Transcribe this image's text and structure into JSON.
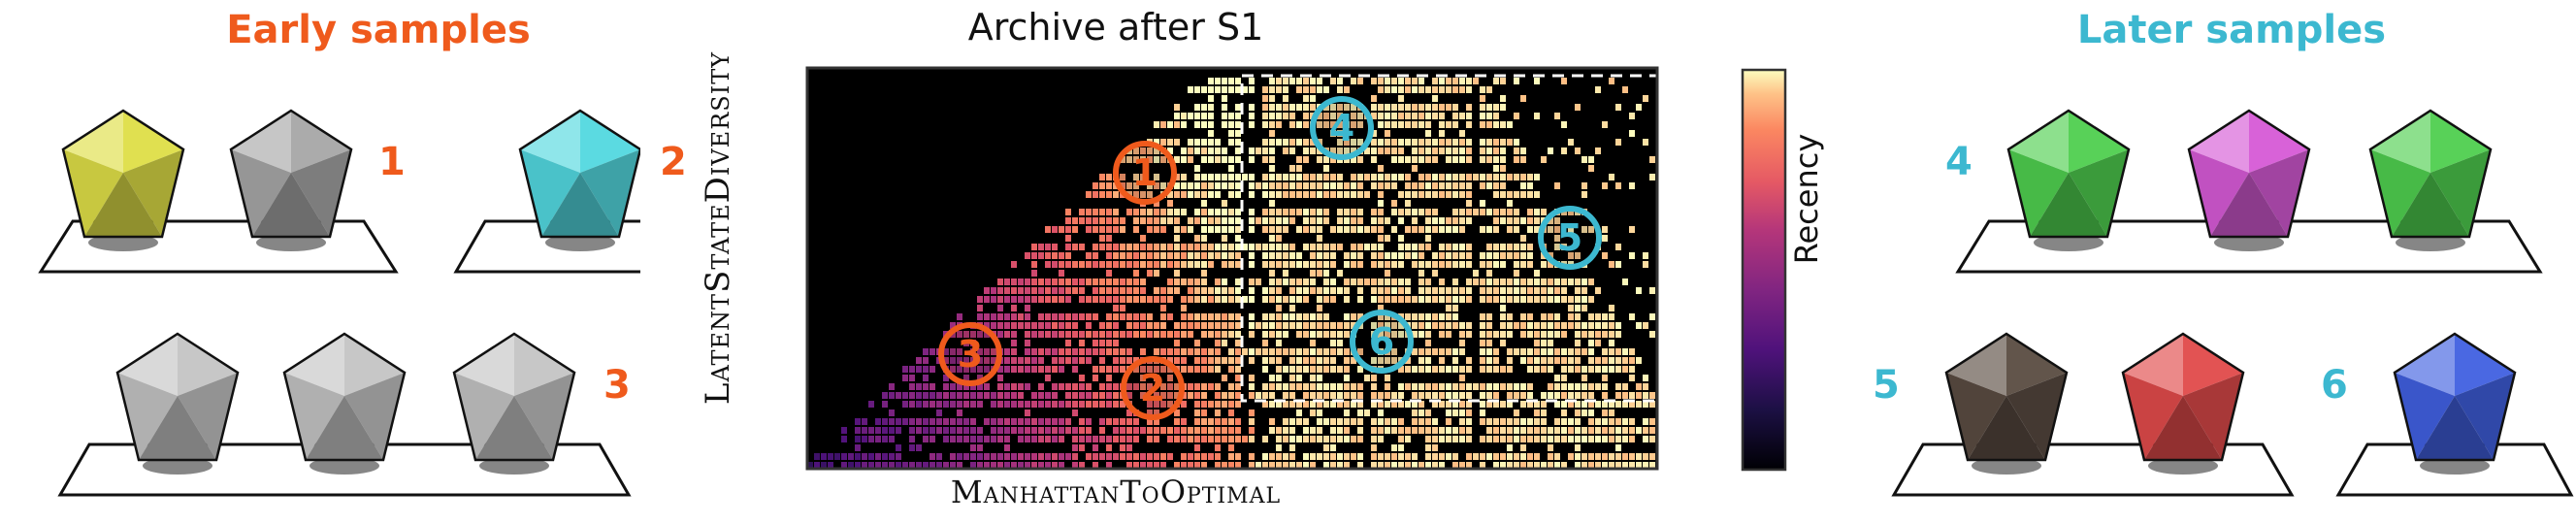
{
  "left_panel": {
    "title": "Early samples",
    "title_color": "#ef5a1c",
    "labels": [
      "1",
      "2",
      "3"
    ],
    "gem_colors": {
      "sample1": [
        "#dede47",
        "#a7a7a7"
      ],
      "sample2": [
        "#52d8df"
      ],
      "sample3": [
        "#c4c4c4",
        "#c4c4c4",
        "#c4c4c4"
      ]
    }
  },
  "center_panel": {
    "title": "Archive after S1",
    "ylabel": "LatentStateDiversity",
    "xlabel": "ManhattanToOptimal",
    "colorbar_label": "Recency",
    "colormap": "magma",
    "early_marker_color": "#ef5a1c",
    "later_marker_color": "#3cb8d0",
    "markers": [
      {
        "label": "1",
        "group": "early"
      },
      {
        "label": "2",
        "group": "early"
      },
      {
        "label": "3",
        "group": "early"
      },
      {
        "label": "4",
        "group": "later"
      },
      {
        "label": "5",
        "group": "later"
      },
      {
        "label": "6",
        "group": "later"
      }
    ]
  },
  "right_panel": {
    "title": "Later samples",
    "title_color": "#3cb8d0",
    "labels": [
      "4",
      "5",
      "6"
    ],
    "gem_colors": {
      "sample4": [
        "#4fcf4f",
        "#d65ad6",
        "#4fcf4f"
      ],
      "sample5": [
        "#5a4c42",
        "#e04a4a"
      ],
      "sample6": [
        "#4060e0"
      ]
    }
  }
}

════════════════════

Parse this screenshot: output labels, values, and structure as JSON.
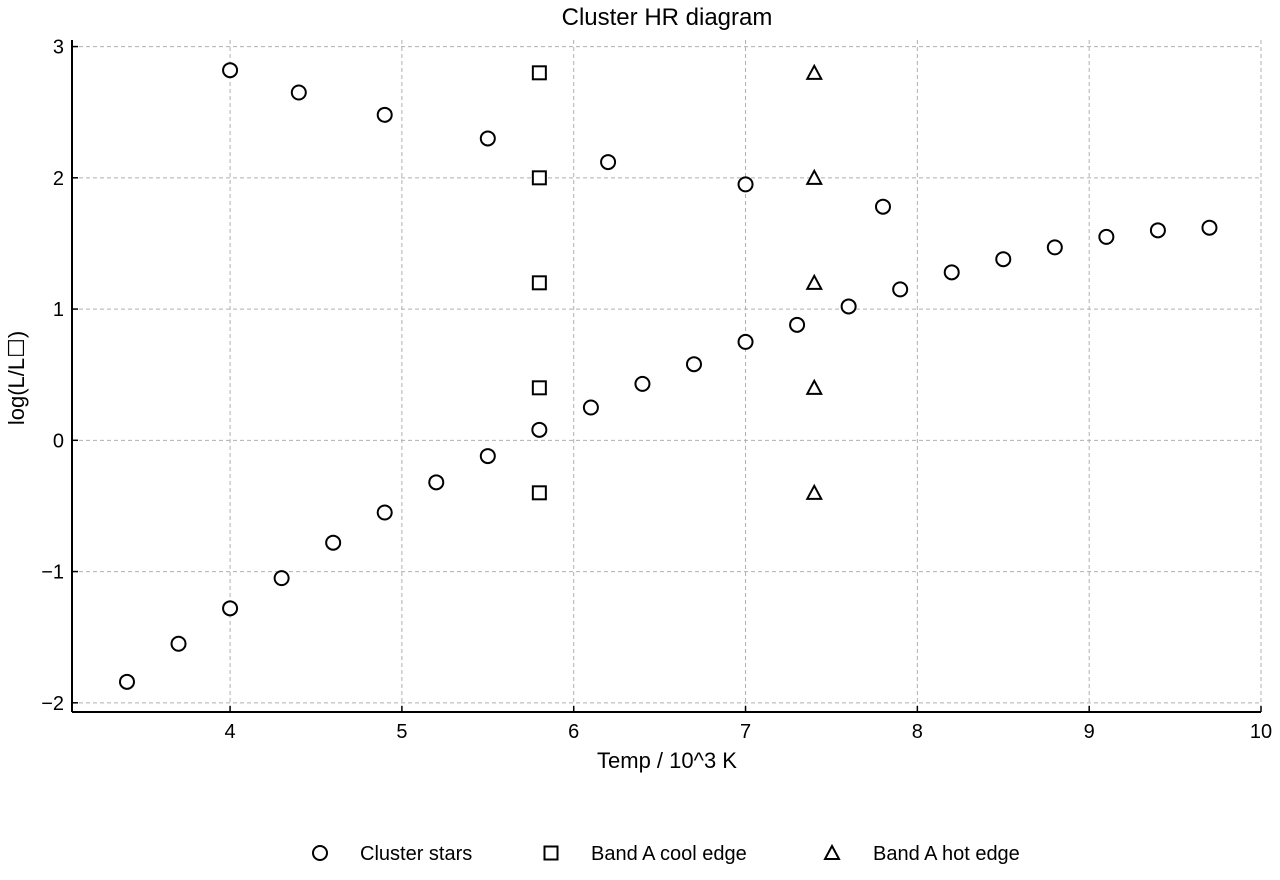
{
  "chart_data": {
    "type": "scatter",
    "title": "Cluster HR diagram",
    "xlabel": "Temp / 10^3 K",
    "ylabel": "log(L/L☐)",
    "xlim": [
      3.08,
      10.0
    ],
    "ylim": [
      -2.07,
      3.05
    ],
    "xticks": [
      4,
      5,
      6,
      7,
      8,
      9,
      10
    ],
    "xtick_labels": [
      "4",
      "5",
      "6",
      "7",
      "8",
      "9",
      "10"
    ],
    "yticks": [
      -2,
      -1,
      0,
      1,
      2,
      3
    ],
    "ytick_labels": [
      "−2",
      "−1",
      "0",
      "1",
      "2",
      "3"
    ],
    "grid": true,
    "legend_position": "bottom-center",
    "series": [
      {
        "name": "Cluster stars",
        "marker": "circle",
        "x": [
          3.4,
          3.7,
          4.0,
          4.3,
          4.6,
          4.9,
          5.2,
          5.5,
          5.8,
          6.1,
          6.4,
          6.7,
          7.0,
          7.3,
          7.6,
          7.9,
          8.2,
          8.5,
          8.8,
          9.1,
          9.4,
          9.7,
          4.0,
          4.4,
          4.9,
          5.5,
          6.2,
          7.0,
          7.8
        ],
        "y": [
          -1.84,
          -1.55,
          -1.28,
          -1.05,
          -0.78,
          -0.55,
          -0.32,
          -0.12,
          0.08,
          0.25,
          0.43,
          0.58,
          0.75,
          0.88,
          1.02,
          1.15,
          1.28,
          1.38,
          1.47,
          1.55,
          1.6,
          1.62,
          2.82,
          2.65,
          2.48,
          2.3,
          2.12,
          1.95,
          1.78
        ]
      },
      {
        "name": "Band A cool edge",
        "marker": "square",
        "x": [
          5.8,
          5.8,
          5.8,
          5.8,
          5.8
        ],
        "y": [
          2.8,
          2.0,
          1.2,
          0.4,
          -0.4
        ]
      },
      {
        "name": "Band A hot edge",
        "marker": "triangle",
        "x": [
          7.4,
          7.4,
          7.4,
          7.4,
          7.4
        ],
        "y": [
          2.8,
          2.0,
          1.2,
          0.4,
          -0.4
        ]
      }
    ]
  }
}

════════════════════

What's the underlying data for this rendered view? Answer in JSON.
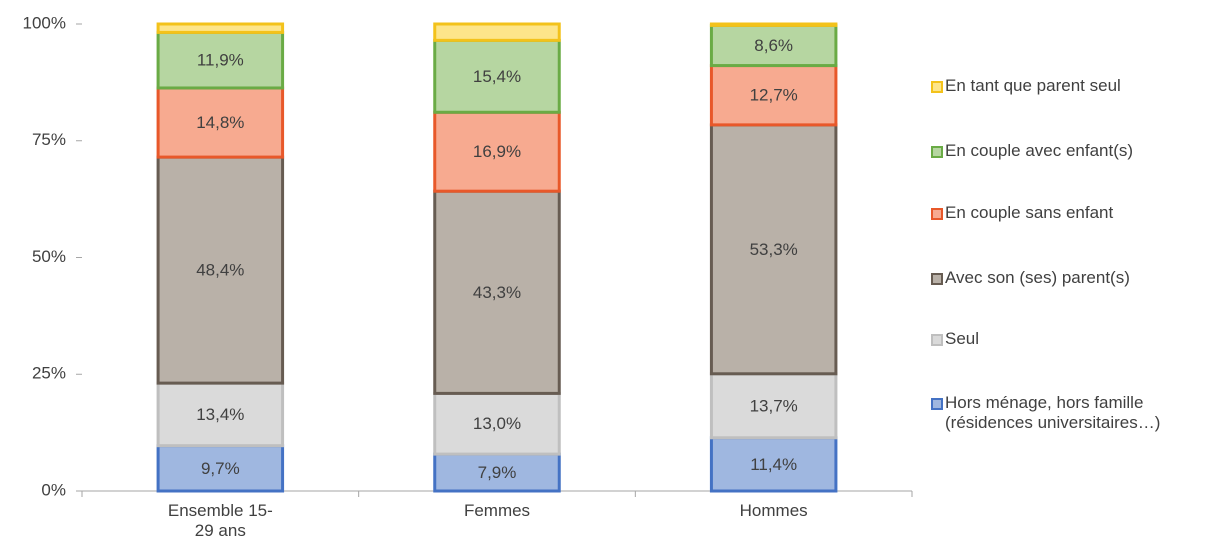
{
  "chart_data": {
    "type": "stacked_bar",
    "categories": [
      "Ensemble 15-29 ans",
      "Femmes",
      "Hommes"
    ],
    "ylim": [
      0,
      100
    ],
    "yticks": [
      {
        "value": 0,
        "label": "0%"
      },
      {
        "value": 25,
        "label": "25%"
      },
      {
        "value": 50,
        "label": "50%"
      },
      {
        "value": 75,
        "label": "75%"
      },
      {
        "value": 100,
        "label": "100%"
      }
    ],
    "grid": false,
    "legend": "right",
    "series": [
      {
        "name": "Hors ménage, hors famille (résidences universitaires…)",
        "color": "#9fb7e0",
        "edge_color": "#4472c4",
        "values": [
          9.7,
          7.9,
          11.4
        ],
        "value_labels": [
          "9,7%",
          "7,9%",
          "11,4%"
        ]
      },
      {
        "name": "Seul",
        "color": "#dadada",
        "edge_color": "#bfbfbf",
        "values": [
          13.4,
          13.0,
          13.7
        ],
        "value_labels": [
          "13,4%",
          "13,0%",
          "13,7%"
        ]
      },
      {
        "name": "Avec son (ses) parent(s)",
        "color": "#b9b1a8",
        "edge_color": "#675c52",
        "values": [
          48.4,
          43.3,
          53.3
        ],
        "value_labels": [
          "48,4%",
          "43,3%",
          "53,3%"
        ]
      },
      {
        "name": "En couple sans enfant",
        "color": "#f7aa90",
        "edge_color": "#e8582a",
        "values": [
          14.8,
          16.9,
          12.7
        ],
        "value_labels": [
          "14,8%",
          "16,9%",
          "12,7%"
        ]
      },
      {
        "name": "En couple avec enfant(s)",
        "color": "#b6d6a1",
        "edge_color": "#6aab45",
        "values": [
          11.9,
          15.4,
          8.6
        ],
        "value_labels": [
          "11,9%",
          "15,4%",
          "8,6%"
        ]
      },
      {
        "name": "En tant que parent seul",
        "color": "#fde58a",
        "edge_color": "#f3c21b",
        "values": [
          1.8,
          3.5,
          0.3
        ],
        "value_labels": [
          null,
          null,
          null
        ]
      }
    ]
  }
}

════════════════════

REQUIREMENT - From the material above, gather all lines that include the string "Cluster" and copy them.

CORRECT OUTPUT -
    "title": "Cluster HR diagram",
        "name": "Cluster stars",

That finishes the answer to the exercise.